+++ RECORD EXCERPTS +++

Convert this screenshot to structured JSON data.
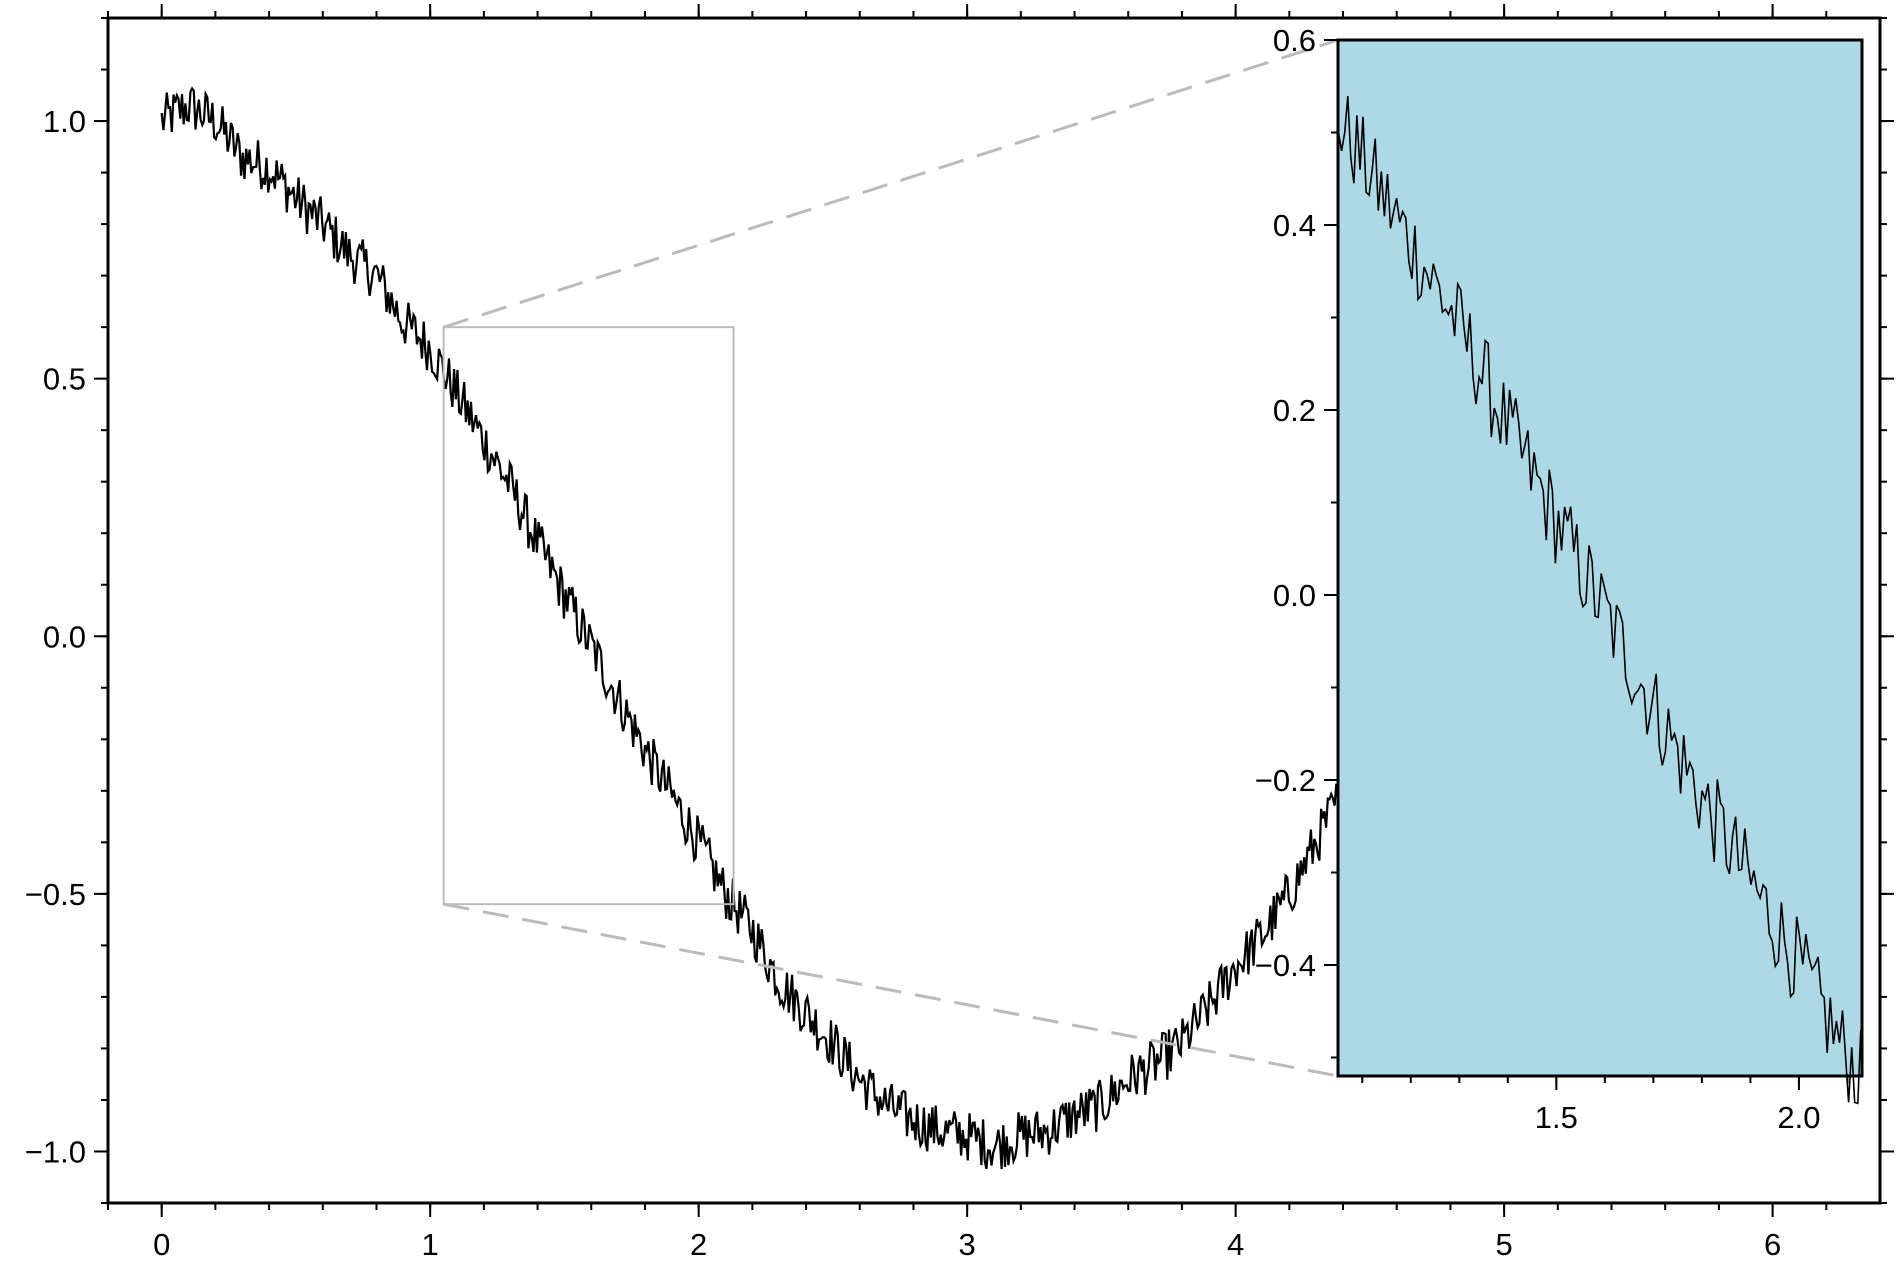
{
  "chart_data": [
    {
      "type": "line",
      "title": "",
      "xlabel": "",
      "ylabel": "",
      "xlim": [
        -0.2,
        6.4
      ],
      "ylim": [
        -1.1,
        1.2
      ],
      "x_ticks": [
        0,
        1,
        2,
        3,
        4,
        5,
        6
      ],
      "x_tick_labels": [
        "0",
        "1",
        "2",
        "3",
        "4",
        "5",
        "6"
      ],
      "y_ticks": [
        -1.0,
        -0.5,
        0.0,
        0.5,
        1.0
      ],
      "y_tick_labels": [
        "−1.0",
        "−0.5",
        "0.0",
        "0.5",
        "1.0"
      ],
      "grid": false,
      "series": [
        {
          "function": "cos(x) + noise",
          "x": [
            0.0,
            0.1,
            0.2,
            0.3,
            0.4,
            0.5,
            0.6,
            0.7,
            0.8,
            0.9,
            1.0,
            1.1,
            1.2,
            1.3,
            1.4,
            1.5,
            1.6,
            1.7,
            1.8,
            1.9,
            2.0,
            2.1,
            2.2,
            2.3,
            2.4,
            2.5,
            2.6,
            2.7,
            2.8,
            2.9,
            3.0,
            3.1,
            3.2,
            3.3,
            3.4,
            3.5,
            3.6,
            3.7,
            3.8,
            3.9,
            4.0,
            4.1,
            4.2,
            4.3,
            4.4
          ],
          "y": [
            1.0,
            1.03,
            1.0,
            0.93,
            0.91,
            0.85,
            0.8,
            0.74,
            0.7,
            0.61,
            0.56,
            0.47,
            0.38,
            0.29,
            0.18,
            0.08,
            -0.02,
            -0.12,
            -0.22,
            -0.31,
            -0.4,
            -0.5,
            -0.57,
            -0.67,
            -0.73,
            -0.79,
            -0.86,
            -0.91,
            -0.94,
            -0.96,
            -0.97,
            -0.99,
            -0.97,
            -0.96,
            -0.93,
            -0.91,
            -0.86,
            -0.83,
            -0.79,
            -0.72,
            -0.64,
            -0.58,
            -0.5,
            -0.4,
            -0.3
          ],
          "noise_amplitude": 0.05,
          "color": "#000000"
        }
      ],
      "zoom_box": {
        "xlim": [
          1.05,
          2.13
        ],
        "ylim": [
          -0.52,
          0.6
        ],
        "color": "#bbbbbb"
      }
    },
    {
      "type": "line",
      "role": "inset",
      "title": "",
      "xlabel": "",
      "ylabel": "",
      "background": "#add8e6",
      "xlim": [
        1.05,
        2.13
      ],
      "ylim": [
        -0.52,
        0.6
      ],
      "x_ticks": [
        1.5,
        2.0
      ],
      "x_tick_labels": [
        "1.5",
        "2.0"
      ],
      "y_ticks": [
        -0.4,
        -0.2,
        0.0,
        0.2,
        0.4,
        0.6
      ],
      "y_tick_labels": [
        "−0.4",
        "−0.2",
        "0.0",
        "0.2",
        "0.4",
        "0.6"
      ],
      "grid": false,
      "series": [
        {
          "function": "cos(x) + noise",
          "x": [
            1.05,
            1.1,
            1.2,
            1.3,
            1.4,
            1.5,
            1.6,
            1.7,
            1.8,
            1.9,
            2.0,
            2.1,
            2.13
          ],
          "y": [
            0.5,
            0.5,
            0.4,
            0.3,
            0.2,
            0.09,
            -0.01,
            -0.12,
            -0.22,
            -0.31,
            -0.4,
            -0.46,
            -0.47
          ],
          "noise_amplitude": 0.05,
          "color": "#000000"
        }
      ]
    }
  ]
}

+++
+++ RECORD EXCERPTS +++

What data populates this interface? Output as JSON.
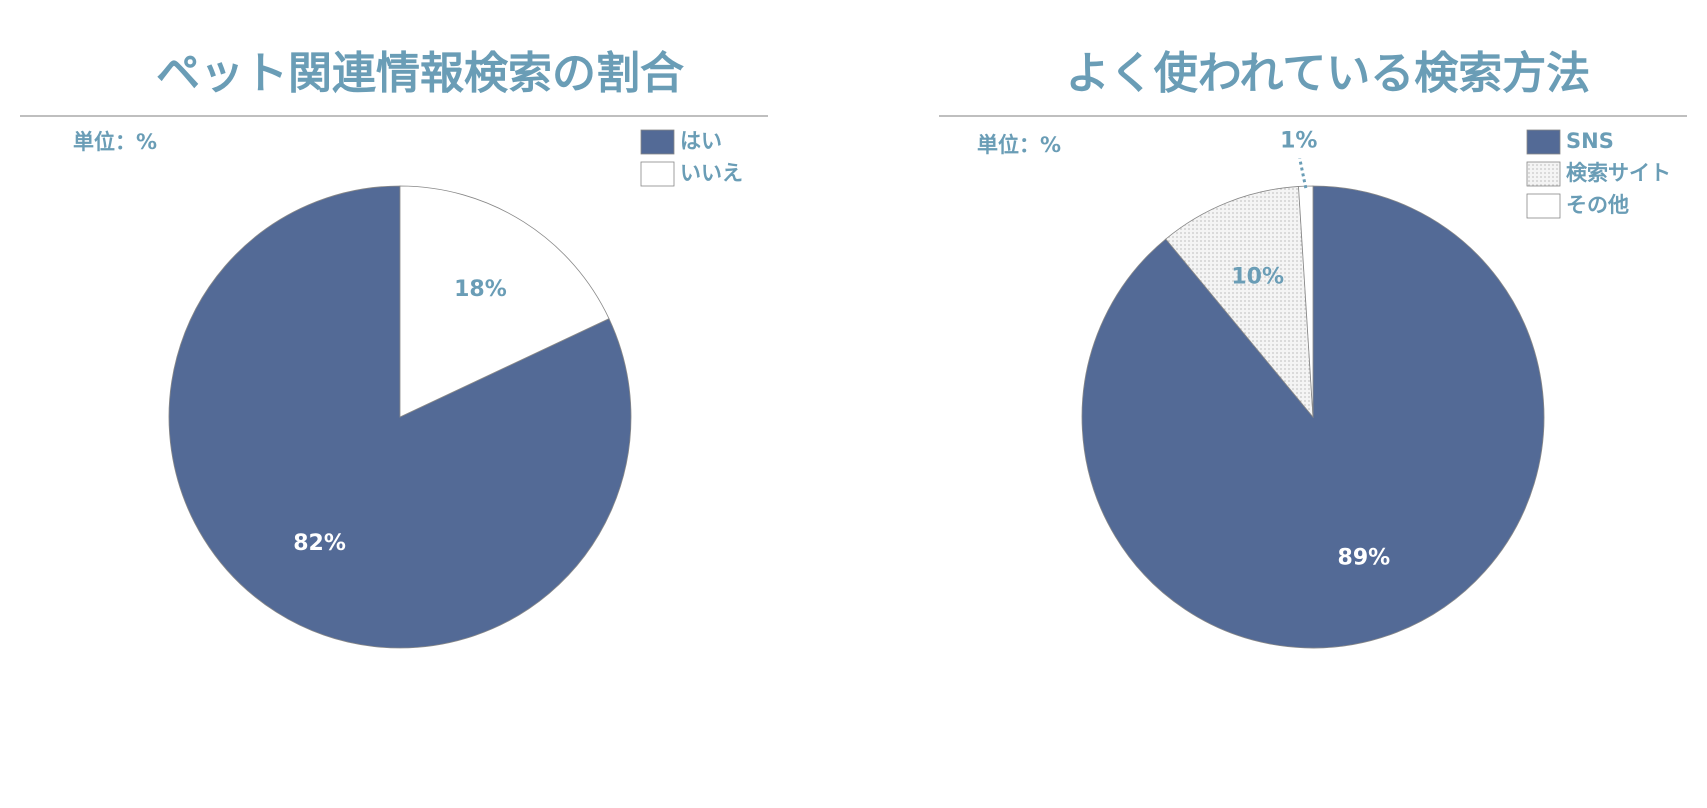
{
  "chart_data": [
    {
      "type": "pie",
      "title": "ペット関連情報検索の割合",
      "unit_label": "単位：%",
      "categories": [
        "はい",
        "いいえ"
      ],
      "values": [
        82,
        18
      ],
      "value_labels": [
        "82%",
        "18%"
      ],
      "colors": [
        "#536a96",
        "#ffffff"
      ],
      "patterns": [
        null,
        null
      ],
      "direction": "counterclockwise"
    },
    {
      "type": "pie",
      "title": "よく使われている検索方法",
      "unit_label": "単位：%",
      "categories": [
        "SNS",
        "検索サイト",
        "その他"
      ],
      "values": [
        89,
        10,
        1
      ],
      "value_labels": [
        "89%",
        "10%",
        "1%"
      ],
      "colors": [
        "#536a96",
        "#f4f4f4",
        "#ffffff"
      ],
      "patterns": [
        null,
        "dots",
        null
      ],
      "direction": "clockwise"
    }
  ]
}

+++

WORK TO COMPLETE: Where a line of the data holds "title", show that line.

RESPONSE TO THIS EXERCISE:
      "title": "",
      "title": "",
      "title": "ペット関連情報検索の割合",
      "title": "よく使われている検索方法",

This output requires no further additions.